> [Data supplied]:
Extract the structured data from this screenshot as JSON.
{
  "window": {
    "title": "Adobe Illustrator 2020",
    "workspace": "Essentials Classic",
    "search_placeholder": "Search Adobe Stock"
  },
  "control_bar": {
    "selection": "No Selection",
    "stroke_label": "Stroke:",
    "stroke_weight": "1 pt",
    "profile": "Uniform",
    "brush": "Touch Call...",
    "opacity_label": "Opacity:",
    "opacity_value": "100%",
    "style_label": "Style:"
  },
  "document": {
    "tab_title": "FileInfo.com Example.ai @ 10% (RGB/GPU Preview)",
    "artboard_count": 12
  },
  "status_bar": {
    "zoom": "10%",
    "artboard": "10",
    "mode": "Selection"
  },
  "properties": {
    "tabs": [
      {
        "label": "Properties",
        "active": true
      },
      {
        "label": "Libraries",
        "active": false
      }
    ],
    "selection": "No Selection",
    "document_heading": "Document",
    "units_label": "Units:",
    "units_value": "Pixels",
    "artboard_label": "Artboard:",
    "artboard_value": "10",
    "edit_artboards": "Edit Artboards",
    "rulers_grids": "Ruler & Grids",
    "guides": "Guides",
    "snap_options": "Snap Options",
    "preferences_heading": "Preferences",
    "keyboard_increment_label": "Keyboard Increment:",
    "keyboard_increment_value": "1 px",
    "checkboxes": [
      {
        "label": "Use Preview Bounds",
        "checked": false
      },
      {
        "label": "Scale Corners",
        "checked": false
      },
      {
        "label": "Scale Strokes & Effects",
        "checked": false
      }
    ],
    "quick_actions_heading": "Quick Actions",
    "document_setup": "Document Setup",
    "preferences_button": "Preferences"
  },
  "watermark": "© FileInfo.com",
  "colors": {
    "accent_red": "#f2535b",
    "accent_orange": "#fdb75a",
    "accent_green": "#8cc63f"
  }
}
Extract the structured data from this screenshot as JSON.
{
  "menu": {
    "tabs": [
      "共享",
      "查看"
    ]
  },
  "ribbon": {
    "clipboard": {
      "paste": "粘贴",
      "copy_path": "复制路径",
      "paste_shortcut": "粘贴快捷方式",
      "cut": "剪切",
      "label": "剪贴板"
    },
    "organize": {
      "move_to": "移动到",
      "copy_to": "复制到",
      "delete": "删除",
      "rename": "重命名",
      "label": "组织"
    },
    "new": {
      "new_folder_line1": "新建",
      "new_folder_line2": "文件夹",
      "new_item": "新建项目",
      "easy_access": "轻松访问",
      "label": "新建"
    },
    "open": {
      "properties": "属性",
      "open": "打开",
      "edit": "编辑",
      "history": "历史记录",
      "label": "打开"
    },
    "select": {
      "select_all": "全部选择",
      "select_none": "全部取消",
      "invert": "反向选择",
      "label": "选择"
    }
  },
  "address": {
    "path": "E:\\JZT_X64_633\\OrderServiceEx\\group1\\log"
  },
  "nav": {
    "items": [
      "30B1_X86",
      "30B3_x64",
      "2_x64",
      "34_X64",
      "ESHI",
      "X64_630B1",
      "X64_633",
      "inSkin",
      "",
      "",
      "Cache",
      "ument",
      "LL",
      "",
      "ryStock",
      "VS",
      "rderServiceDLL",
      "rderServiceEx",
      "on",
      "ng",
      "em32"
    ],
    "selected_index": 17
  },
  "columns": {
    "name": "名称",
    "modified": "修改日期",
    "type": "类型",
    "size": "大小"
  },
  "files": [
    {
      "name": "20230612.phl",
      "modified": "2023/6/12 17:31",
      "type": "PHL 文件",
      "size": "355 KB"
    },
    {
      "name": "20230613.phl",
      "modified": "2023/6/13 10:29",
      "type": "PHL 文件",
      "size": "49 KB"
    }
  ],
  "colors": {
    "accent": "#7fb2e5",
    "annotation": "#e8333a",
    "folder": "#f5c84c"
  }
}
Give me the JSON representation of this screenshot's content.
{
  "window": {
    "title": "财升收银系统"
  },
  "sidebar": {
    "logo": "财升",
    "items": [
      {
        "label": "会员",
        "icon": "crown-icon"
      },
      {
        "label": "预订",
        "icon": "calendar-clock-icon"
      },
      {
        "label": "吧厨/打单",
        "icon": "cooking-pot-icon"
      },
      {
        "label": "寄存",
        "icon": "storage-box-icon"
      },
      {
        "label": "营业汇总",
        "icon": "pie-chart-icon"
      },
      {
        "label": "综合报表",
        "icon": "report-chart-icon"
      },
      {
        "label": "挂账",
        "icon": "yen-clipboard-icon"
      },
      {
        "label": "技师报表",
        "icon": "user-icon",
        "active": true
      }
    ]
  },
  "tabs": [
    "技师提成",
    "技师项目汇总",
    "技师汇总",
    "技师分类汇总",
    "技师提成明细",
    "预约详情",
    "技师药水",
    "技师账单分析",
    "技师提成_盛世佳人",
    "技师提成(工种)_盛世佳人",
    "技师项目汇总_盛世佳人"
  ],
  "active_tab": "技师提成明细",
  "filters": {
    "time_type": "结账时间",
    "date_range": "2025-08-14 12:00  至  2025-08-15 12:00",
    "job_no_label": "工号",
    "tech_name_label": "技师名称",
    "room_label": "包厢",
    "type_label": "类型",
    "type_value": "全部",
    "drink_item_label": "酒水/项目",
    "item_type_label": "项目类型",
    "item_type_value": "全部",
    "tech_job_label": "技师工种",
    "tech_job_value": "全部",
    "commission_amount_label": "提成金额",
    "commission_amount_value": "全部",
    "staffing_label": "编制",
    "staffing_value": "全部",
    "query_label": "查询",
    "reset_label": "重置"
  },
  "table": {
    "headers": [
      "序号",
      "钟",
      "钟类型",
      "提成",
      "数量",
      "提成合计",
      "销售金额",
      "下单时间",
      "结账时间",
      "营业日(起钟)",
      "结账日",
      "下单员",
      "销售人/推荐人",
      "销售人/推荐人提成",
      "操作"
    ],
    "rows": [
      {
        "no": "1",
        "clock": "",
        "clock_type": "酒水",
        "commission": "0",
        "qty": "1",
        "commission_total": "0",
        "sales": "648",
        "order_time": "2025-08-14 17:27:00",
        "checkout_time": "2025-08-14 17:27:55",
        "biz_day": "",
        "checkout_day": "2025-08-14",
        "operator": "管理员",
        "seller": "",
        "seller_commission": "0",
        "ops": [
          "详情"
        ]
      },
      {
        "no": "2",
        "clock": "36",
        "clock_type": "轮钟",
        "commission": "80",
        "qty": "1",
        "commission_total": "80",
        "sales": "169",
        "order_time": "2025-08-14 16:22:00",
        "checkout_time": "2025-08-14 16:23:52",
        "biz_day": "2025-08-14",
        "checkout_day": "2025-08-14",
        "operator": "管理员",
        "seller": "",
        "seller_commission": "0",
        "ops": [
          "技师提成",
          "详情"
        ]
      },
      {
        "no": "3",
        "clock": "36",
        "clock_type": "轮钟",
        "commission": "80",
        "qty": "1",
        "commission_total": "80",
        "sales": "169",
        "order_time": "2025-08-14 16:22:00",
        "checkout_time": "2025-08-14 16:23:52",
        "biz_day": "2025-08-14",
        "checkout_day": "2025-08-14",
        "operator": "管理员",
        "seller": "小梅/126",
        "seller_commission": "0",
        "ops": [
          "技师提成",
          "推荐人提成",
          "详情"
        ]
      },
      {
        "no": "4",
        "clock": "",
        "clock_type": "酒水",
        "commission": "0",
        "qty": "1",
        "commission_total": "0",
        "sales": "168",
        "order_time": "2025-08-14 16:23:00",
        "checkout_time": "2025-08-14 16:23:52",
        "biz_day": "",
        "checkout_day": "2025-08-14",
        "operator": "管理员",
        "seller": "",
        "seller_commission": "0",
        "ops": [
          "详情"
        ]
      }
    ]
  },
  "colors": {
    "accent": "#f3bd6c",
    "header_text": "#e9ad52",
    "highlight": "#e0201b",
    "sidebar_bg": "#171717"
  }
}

> [Stated goal]: Reproduce the records above exactly.

> [Correct output]:
Extract the structured data from this screenshot as JSON.
{
  "window": {
    "title": "Adobe Illustrator 2020",
    "workspace": "Essentials Classic",
    "search_placeholder": "Search Adobe Stock"
  },
  "control_bar": {
    "selection": "No Selection",
    "stroke_label": "Stroke:",
    "stroke_weight": "1 pt",
    "profile": "Uniform",
    "brush": "Touch Call...",
    "opacity_label": "Opacity:",
    "opacity_value": "100%",
    "style_label": "Style:"
  },
  "document": {
    "tab_title": "FileInfo.com Example.ai @ 10% (RGB/GPU Preview)",
    "artboard_count": 12
  },
  "status_bar": {
    "zoom": "10%",
    "artboard": "10",
    "mode": "Selection"
  },
  "properties": {
    "tabs": [
      {
        "label": "Properties",
        "active": true
      },
      {
        "label": "Libraries",
        "active": false
      }
    ],
    "selection": "No Selection",
    "document_heading": "Document",
    "units_label": "Units:",
    "units_value": "Pixels",
    "artboard_label": "Artboard:",
    "artboard_value": "10",
    "edit_artboards": "Edit Artboards",
    "rulers_grids": "Ruler & Grids",
    "guides": "Guides",
    "snap_options": "Snap Options",
    "preferences_heading": "Preferences",
    "keyboard_increment_label": "Keyboard Increment:",
    "keyboard_increment_value": "1 px",
    "checkboxes": [
      {
        "label": "Use Preview Bounds",
        "checked": false
      },
      {
        "label": "Scale Corners",
        "checked": false
      },
      {
        "label": "Scale Strokes & Effects",
        "checked": false
      }
    ],
    "quick_actions_heading": "Quick Actions",
    "document_setup": "Document Setup",
    "preferences_button": "Preferences"
  },
  "watermark": "© FileInfo.com",
  "colors": {
    "accent_red": "#f2535b",
    "accent_orange": "#fdb75a",
    "accent_green": "#8cc63f"
  }
}
Extract the structured data from this screenshot as JSON.
{
  "menu": {
    "tabs": [
      "共享",
      "查看"
    ]
  },
  "ribbon": {
    "clipboard": {
      "paste": "粘贴",
      "copy_path": "复制路径",
      "paste_shortcut": "粘贴快捷方式",
      "cut": "剪切",
      "label": "剪贴板"
    },
    "organize": {
      "move_to": "移动到",
      "copy_to": "复制到",
      "delete": "删除",
      "rename": "重命名",
      "label": "组织"
    },
    "new": {
      "new_folder_line1": "新建",
      "new_folder_line2": "文件夹",
      "new_item": "新建项目",
      "easy_access": "轻松访问",
      "label": "新建"
    },
    "open": {
      "properties": "属性",
      "open": "打开",
      "edit": "编辑",
      "history": "历史记录",
      "label": "打开"
    },
    "select": {
      "select_all": "全部选择",
      "select_none": "全部取消",
      "invert": "反向选择",
      "label": "选择"
    }
  },
  "address": {
    "path": "E:\\JZT_X64_633\\OrderServiceEx\\group1\\log"
  },
  "nav": {
    "items": [
      "30B1_X86",
      "30B3_x64",
      "2_x64",
      "34_X64",
      "ESHI",
      "X64_630B1",
      "X64_633",
      "inSkin",
      "",
      "",
      "Cache",
      "ument",
      "LL",
      "",
      "ryStock",
      "VS",
      "rderServiceDLL",
      "rderServiceEx",
      "on",
      "ng",
      "em32"
    ],
    "selected_index": 17
  },
  "columns": {
    "name": "名称",
    "modified": "修改日期",
    "type": "类型",
    "size": "大小"
  },
  "files": [
    {
      "name": "20230612.phl",
      "modified": "2023/6/12 17:31",
      "type": "PHL 文件",
      "size": "355 KB"
    },
    {
      "name": "20230613.phl",
      "modified": "2023/6/13 10:29",
      "type": "PHL 文件",
      "size": "49 KB"
    }
  ],
  "colors": {
    "accent": "#7fb2e5",
    "annotation": "#e8333a",
    "folder": "#f5c84c"
  }
}
Give me the JSON representation of this screenshot's content.
{
  "window": {
    "title": "财升收银系统"
  },
  "sidebar": {
    "logo": "财升",
    "items": [
      {
        "label": "会员",
        "icon": "crown-icon"
      },
      {
        "label": "预订",
        "icon": "calendar-clock-icon"
      },
      {
        "label": "吧厨/打单",
        "icon": "cooking-pot-icon"
      },
      {
        "label": "寄存",
        "icon": "storage-box-icon"
      },
      {
        "label": "营业汇总",
        "icon": "pie-chart-icon"
      },
      {
        "label": "综合报表",
        "icon": "report-chart-icon"
      },
      {
        "label": "挂账",
        "icon": "yen-clipboard-icon"
      },
      {
        "label": "技师报表",
        "icon": "user-icon",
        "active": true
      }
    ]
  },
  "tabs": [
    "技师提成",
    "技师项目汇总",
    "技师汇总",
    "技师分类汇总",
    "技师提成明细",
    "预约详情",
    "技师药水",
    "技师账单分析",
    "技师提成_盛世佳人",
    "技师提成(工种)_盛世佳人",
    "技师项目汇总_盛世佳人"
  ],
  "active_tab": "技师提成明细",
  "filters": {
    "time_type": "结账时间",
    "date_range": "2025-08-14 12:00  至  2025-08-15 12:00",
    "job_no_label": "工号",
    "tech_name_label": "技师名称",
    "room_label": "包厢",
    "type_label": "类型",
    "type_value": "全部",
    "drink_item_label": "酒水/项目",
    "item_type_label": "项目类型",
    "item_type_value": "全部",
    "tech_job_label": "技师工种",
    "tech_job_value": "全部",
    "commission_amount_label": "提成金额",
    "commission_amount_value": "全部",
    "staffing_label": "编制",
    "staffing_value": "全部",
    "query_label": "查询",
    "reset_label": "重置"
  },
  "table": {
    "headers": [
      "序号",
      "钟",
      "钟类型",
      "提成",
      "数量",
      "提成合计",
      "销售金额",
      "下单时间",
      "结账时间",
      "营业日(起钟)",
      "结账日",
      "下单员",
      "销售人/推荐人",
      "销售人/推荐人提成",
      "操作"
    ],
    "rows": [
      {
        "no": "1",
        "clock": "",
        "clock_type": "酒水",
        "commission": "0",
        "qty": "1",
        "commission_total": "0",
        "sales": "648",
        "order_time": "2025-08-14 17:27:00",
        "checkout_time": "2025-08-14 17:27:55",
        "biz_day": "",
        "checkout_day": "2025-08-14",
        "operator": "管理员",
        "seller": "",
        "seller_commission": "0",
        "ops": [
          "详情"
        ]
      },
      {
        "no": "2",
        "clock": "36",
        "clock_type": "轮钟",
        "commission": "80",
        "qty": "1",
        "commission_total": "80",
        "sales": "169",
        "order_time": "2025-08-14 16:22:00",
        "checkout_time": "2025-08-14 16:23:52",
        "biz_day": "2025-08-14",
        "checkout_day": "2025-08-14",
        "operator": "管理员",
        "seller": "",
        "seller_commission": "0",
        "ops": [
          "技师提成",
          "详情"
        ]
      },
      {
        "no": "3",
        "clock": "36",
        "clock_type": "轮钟",
        "commission": "80",
        "qty": "1",
        "commission_total": "80",
        "sales": "169",
        "order_time": "2025-08-14 16:22:00",
        "checkout_time": "2025-08-14 16:23:52",
        "biz_day": "2025-08-14",
        "checkout_day": "2025-08-14",
        "operator": "管理员",
        "seller": "小梅/126",
        "seller_commission": "0",
        "ops": [
          "技师提成",
          "推荐人提成",
          "详情"
        ]
      },
      {
        "no": "4",
        "clock": "",
        "clock_type": "酒水",
        "commission": "0",
        "qty": "1",
        "commission_total": "0",
        "sales": "168",
        "order_time": "2025-08-14 16:23:00",
        "checkout_time": "2025-08-14 16:23:52",
        "biz_day": "",
        "checkout_day": "2025-08-14",
        "operator": "管理员",
        "seller": "",
        "seller_commission": "0",
        "ops": [
          "详情"
        ]
      }
    ]
  },
  "colors": {
    "accent": "#f3bd6c",
    "header_text": "#e9ad52",
    "highlight": "#e0201b",
    "sidebar_bg": "#171717"
  }
}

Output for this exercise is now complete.